— START —

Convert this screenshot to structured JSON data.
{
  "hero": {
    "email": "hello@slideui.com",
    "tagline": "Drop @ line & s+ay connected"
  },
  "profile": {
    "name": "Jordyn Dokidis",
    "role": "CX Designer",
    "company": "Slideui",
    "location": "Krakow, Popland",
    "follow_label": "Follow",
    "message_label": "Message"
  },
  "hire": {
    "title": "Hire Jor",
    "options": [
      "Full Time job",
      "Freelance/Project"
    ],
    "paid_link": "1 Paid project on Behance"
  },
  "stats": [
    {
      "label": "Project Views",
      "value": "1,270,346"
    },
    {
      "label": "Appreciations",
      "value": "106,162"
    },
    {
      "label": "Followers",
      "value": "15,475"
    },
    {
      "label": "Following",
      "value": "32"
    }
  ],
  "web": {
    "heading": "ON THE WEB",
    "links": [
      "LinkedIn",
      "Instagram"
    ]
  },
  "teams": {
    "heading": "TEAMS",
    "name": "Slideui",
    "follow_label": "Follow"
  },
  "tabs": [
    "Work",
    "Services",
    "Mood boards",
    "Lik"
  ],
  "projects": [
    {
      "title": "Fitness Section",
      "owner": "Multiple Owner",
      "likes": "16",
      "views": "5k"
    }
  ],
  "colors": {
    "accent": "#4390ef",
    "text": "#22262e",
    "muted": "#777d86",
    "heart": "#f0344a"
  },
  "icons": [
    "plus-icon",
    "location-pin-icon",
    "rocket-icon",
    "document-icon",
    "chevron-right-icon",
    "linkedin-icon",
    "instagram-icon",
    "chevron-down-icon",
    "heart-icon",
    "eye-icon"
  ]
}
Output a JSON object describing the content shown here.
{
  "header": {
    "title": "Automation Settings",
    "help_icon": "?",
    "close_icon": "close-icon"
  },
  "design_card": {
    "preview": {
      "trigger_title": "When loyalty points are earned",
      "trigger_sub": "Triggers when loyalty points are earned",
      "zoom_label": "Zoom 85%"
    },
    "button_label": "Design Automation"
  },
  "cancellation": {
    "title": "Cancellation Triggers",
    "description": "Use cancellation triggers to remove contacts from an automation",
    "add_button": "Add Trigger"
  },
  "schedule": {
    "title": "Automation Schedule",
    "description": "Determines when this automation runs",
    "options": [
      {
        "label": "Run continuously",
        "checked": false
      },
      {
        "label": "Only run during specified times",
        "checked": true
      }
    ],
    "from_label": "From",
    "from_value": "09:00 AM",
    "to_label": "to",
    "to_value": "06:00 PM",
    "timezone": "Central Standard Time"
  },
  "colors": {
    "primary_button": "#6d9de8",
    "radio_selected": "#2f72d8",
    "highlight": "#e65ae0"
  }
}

— END —

» Your goal: Report only how many lines in the entries contain "JSON".

» Problem solution: 2